**Instruction**
Lines that hold the word "Sydney" should be located and copied.

**Dataset items**
►

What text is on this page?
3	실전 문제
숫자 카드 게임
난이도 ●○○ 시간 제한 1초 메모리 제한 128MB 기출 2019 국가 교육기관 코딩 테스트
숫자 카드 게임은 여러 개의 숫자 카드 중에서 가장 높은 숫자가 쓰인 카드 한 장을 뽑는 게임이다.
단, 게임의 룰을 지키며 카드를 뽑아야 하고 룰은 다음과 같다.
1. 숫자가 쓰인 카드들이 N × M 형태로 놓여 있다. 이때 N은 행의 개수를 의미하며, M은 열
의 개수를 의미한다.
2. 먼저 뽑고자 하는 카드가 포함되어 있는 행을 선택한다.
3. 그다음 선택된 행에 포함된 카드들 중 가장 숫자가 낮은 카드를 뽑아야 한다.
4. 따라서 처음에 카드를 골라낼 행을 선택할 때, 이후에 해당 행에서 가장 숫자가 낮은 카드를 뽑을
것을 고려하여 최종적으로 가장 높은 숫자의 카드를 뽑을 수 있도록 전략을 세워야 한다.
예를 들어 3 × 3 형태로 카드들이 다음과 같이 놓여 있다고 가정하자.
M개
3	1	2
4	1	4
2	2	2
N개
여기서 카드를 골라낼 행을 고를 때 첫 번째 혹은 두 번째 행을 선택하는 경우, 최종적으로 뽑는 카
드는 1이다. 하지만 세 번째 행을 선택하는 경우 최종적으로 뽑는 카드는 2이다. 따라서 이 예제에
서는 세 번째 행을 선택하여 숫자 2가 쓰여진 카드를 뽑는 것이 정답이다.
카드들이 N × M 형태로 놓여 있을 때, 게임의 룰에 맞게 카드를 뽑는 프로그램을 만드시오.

◄
►

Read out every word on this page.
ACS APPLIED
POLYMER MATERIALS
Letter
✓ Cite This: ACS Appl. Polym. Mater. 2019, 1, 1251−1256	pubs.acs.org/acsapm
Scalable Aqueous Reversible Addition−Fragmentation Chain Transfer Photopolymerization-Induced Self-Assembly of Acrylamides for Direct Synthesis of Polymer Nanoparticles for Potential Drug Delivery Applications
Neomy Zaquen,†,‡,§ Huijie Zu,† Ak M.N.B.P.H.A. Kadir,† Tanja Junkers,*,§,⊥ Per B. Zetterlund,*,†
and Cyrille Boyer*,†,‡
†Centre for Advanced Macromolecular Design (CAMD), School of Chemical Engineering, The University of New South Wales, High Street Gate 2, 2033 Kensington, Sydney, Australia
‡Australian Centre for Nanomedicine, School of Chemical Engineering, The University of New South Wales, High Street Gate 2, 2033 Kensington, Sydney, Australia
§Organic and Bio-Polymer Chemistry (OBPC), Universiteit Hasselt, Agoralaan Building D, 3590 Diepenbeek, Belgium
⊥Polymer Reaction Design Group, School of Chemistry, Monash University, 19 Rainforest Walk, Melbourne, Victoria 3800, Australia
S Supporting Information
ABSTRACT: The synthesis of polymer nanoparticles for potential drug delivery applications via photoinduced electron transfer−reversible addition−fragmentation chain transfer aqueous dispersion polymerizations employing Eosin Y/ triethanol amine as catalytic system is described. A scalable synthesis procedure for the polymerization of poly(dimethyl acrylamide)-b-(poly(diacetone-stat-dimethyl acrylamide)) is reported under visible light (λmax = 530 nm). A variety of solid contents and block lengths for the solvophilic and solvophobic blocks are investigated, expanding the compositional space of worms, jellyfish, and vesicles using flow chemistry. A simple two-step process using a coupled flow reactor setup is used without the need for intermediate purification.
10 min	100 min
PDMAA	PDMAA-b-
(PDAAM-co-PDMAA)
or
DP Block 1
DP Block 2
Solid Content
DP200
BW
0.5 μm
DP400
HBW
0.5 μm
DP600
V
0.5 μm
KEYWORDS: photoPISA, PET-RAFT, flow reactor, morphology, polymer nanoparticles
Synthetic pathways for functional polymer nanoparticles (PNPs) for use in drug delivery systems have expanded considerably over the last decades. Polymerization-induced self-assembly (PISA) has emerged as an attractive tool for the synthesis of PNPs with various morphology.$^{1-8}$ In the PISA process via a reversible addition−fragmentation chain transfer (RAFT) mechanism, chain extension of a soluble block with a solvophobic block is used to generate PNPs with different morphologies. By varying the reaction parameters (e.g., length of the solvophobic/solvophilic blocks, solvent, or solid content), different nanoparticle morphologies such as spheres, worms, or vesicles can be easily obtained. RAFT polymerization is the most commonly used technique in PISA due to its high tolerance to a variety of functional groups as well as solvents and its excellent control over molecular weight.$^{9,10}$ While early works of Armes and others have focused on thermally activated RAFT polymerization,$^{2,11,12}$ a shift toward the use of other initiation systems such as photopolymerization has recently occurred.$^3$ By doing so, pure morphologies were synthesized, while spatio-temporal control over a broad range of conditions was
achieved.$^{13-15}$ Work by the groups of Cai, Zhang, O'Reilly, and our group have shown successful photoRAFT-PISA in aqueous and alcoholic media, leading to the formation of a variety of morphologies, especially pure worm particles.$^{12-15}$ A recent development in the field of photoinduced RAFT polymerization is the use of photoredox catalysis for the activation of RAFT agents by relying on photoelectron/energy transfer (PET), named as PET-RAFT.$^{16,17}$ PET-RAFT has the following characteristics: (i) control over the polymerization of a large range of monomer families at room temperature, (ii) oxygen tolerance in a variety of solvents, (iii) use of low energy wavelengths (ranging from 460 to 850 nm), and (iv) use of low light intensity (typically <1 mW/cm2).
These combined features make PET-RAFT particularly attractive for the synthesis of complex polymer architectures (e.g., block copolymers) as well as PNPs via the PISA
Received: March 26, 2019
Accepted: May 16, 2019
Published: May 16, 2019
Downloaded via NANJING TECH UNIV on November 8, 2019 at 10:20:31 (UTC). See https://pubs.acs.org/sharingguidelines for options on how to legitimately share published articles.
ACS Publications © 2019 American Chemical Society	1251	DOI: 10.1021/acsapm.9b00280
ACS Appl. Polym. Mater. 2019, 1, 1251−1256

◄

**Solution to the exercise**
†Centre for Advanced Macromolecular Design (CAMD), School of Chemical Engineering, The University of New South Wales, High Street Gate 2, 2033 Kensington, Sydney, Australia
‡Australian Centre for Nanomedicine, School of Chemical Engineering, The University of New South Wales, High Street Gate 2, 2033 Kensington, Sydney, Australia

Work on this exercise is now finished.